GIVEN EXERCISE A
Can you update the rows starting at the line containing "- product-image[interactable]: HIGHLIGHTER: [306, 386, 436, 516]" and ending at the line containing "- item-checkbox[interactable]: [446, 444, 468, 466]" by replacing "interactable" with "clickable" wherever it occurs, with nothing else changed? Return only those rows.

EXCERPTED PASSAGE

Specific to incremental source tables

An incremental source table discovers new partitions by periodically polling the MaxCompute server for all partition information. When the connector reads a new partition, the data in that partition must be complete. For more information, see What do I do if an incremental MaxCompute source table detects a new partition that is still being written to?. You can use `startPartition` to specify a start offset. Note that only partitions that are lexicographically greater than or equal to the start offset are read. For example, the partition year=2023,month=10 is lexicographically smaller than the partition year=2023,month=9. For this type of partition declaration, you can pad the value with a zero to ensure the correct lexicographical order, such as year=2023,month=09.

Parameter	Description	Data type	Required	Default value	Remarks
startPartition	The starting MaxCompute partition (inclusive) for incremental reading.	String	Yes	None	Using this parameter enables the incremental source table mode and ignores the `partition` parameter. For multi-level partitions, you must declare the value of each partition key column from the highest level to the lowest. Note For more information about the `startPartition` parameter, see How do I configure the startPartition parameter for an incremental MaxCompute source table?.
subscribeIntervalInSec	The interval at which to poll MaxCompute for the partition list.	Integer	No	30	The unit is seconds.
modifiedTableOperation	The action to take when partition data is modified during reading.	Enum (NONE, SKIP)	No	NONE	The download session is saved in a checkpoint. Each time the job recovers from a checkpoint, it tries to resume reading from that session. If the session is unavailable because the partition data was modified, the Flink job enters a restart loop. You can set this parameter to handle this situation: NONE: You must modify the `startPartition` parameter to be greater than the unavailable partition and start the job without a state. SKIP: If you do not want to start the job without a state, set the mode to SKIP. When Flink tries to recover the session from a checkpoint, it skips the unavailable partition. Important This parameter is supported only in VVR 8.0.3 and later. In both NONE and SKIP modes, data that has already been read from the modified partition is not revoked, and unread data will not be read.

GIVEN EXERCISE B
Answer these questions about the passage on incremental source tables:
(i) What is the default value of subscribeIntervalInSec?
(ii) From which VVR version is modifiedTableOperation supported?
(iii) How can the partition year=2023,month=9 be written with padding to keep the correct lexicographical order?

EXCERPTED DATA
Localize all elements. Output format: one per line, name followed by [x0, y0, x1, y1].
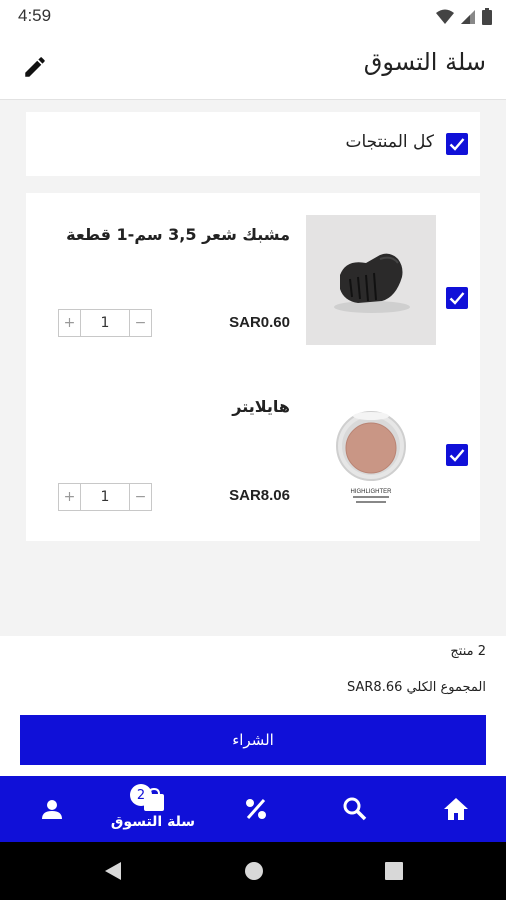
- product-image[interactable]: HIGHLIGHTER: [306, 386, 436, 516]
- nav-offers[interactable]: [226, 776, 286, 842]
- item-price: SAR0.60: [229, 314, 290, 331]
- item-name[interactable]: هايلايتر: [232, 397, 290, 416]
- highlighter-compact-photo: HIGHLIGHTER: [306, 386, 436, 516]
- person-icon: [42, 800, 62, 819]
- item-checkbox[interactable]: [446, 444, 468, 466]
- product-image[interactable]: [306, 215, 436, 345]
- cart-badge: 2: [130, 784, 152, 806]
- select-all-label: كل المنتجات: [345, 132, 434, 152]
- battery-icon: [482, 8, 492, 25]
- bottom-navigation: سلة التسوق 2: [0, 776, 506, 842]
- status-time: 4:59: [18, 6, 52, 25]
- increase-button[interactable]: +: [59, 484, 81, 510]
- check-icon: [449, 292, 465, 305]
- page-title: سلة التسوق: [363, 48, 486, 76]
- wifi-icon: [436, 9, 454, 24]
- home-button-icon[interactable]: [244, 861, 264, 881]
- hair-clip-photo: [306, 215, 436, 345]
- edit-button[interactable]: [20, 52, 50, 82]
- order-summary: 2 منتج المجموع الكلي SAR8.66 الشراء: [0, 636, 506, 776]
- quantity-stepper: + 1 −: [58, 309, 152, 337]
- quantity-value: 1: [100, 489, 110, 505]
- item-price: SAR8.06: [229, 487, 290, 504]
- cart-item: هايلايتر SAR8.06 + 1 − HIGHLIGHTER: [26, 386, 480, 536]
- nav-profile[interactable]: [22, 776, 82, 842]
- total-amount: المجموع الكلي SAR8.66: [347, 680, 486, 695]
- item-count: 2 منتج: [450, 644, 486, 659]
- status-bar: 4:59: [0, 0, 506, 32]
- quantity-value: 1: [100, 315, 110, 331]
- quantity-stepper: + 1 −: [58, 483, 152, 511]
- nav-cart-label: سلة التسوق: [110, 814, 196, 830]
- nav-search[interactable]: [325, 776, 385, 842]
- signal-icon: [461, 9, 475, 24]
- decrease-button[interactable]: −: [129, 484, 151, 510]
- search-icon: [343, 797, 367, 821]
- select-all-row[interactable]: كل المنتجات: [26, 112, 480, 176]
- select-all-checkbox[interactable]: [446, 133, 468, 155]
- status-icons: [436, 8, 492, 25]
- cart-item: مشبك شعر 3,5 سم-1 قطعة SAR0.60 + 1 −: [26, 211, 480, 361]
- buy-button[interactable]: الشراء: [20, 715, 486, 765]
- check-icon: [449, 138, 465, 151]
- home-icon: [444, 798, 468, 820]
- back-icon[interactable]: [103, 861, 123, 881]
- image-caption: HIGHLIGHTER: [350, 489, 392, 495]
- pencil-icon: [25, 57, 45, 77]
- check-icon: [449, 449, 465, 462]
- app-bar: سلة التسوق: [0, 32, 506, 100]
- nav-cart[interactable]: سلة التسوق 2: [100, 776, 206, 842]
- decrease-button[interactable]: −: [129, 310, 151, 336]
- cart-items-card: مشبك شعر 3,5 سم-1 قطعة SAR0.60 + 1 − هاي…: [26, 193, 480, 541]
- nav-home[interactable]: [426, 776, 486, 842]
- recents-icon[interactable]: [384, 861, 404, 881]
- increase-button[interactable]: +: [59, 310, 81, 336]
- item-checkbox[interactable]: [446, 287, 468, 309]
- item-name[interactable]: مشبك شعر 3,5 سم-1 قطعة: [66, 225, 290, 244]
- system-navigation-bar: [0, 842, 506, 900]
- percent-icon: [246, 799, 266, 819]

TASK OUTPUT A
- product-image[clickable]: HIGHLIGHTER: [306, 386, 436, 516]
- nav-offers[clickable]: [226, 776, 286, 842]
- item-price: SAR0.60: [229, 314, 290, 331]
- item-name[clickable]: هايلايتر: [232, 397, 290, 416]
- highlighter-compact-photo: HIGHLIGHTER: [306, 386, 436, 516]
- person-icon: [42, 800, 62, 819]
- item-checkbox[clickable]: [446, 444, 468, 466]

TASK OUTPUT B
(i) 30 (seconds)
(ii) VVR 8.0.3 and later
(iii) year=2023,month=09